■ PROBLEM: Select, from the data, each line where "object" occurs.

Entries with figure data
** start **

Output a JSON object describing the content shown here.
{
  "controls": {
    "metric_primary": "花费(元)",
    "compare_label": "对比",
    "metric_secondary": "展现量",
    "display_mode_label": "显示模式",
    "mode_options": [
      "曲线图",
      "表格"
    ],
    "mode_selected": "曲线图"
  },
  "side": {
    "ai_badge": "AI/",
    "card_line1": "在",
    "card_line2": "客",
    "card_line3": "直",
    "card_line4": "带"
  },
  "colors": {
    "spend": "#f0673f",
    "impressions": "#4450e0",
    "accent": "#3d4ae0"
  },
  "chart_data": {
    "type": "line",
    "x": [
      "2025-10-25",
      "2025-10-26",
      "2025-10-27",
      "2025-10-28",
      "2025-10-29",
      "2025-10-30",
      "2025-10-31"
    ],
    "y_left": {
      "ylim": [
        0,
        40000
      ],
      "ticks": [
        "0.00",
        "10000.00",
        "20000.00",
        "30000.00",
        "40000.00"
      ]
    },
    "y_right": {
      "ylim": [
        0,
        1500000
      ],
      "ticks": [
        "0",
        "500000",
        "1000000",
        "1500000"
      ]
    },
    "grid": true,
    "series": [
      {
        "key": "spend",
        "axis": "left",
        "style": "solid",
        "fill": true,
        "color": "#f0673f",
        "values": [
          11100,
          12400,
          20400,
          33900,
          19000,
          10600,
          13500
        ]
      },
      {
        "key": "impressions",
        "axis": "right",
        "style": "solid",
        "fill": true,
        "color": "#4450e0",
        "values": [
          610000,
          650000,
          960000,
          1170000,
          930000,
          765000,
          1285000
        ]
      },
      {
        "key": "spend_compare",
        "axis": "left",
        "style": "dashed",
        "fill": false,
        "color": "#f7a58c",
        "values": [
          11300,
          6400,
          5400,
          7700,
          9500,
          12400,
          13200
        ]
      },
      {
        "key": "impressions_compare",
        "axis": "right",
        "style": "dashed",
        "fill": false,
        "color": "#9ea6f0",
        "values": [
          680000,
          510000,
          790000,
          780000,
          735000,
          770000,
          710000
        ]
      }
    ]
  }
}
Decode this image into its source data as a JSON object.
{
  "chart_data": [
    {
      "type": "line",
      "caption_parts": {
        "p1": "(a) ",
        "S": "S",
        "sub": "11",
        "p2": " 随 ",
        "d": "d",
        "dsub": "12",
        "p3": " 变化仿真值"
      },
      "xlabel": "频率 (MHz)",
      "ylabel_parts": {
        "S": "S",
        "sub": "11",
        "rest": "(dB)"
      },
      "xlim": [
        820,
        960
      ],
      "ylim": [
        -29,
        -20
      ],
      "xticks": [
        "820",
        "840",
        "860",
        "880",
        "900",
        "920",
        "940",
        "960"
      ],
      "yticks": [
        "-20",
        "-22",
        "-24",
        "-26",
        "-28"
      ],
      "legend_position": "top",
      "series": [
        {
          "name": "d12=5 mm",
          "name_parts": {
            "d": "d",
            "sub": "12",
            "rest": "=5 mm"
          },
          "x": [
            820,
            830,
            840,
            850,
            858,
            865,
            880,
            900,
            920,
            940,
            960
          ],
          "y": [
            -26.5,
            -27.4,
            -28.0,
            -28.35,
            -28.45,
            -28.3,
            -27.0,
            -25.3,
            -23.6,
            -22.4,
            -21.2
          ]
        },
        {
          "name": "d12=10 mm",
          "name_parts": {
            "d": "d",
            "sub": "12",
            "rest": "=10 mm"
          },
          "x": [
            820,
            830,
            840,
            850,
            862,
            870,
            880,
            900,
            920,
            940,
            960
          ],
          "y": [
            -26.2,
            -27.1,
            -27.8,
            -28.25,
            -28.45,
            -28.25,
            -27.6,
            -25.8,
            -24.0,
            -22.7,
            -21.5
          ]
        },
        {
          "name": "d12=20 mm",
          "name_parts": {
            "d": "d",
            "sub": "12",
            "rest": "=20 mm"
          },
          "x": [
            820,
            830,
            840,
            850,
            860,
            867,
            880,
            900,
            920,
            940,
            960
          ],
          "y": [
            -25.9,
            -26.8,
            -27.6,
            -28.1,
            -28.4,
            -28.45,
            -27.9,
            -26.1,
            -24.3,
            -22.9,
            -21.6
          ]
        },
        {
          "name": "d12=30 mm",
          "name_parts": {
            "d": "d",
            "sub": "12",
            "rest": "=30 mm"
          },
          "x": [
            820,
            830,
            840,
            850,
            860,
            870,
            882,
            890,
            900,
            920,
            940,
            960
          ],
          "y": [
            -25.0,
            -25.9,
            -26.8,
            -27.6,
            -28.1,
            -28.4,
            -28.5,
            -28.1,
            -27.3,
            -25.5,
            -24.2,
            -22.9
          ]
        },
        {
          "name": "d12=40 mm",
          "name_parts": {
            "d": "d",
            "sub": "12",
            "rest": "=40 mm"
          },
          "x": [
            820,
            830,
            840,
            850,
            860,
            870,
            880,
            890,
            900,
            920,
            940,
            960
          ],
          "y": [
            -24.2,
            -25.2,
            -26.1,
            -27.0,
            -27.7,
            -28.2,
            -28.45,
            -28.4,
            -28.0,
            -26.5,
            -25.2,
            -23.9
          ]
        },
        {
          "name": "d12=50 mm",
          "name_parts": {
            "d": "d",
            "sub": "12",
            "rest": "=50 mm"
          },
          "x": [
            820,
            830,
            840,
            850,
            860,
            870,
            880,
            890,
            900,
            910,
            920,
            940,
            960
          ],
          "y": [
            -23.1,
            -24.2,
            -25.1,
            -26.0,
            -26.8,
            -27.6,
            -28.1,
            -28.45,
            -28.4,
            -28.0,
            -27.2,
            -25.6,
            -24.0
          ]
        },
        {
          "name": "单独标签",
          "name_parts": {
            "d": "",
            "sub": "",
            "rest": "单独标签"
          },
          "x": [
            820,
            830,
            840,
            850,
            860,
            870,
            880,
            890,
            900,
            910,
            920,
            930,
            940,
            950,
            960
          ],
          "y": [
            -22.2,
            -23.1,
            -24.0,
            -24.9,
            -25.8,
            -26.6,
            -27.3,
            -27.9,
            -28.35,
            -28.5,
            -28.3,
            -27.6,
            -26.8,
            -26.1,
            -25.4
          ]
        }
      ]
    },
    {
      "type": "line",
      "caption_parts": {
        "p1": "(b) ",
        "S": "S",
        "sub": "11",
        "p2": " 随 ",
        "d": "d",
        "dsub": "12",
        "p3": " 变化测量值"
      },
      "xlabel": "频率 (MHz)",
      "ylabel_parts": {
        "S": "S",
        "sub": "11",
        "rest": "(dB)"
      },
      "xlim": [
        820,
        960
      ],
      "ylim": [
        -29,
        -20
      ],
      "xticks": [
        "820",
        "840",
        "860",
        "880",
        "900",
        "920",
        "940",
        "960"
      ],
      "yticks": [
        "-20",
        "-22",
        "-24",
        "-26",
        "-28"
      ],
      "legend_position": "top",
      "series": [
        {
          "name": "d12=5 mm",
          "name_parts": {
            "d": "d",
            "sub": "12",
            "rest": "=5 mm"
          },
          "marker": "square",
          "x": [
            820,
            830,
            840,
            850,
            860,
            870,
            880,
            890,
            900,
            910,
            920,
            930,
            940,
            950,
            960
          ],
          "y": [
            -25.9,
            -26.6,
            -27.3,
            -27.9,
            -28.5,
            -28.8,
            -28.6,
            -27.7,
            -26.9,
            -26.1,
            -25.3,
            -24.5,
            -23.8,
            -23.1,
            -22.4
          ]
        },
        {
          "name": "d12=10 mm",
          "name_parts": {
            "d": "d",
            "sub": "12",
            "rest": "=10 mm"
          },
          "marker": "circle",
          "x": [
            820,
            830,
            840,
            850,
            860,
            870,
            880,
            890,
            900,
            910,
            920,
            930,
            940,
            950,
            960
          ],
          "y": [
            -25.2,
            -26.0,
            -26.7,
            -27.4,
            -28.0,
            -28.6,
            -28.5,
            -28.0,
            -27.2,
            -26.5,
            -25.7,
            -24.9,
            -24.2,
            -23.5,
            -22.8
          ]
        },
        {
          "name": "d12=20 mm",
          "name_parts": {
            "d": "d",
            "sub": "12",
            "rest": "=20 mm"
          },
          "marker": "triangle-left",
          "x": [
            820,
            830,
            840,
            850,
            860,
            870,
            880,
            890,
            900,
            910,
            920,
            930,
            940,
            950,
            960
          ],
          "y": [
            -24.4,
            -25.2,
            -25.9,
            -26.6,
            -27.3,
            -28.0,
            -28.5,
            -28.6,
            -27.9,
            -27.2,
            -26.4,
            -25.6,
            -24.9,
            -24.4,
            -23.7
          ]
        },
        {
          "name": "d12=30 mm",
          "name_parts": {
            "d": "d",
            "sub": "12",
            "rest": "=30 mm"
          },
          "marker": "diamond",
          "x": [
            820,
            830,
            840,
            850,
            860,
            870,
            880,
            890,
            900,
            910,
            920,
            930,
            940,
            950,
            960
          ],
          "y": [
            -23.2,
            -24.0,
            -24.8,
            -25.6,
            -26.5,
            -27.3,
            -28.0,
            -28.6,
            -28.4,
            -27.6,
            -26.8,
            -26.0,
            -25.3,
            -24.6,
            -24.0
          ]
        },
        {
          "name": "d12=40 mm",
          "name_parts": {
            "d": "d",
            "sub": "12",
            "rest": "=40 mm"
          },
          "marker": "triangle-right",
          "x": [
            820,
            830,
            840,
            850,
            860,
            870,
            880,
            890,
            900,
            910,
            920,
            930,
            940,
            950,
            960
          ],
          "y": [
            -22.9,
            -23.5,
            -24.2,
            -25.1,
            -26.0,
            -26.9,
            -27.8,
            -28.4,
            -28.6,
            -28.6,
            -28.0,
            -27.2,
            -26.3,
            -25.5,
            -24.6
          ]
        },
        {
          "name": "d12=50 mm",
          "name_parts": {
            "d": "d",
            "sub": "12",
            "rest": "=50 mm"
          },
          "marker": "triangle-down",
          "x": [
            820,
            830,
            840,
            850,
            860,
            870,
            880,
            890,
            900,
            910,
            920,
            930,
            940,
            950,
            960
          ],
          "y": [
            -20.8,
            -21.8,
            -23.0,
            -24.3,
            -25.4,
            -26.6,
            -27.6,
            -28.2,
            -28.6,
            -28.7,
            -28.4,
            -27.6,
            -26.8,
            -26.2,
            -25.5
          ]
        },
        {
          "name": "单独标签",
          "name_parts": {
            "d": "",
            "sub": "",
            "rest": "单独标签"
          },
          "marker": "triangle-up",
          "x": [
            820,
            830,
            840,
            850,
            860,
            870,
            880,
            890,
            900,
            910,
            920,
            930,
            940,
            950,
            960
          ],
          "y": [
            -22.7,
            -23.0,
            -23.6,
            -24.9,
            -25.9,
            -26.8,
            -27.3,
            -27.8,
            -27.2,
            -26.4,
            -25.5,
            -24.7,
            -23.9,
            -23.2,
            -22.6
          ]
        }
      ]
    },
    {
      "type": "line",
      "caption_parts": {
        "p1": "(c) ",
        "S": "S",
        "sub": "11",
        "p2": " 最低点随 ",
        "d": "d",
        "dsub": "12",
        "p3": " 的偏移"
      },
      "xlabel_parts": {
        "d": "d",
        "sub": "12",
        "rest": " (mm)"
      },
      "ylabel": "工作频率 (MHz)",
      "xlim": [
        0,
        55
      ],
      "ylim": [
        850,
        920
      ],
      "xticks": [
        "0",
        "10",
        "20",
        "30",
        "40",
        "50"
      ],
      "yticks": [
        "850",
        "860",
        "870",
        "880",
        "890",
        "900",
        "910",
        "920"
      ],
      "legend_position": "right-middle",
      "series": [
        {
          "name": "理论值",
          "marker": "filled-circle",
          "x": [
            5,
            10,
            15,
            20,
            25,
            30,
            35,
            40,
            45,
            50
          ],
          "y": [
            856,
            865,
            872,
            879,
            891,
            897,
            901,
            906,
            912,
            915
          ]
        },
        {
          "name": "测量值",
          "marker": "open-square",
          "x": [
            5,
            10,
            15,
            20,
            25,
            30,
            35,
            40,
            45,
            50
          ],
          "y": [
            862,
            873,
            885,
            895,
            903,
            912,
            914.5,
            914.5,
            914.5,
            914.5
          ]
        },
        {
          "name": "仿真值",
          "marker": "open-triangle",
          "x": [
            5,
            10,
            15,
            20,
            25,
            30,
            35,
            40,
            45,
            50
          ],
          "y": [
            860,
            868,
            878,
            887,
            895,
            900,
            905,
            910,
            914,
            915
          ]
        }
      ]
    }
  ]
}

** end **

■ EXERCISE OUTPUT:
Output a JSON object describing the content shown here.
Decode this image into its source data as a JSON object.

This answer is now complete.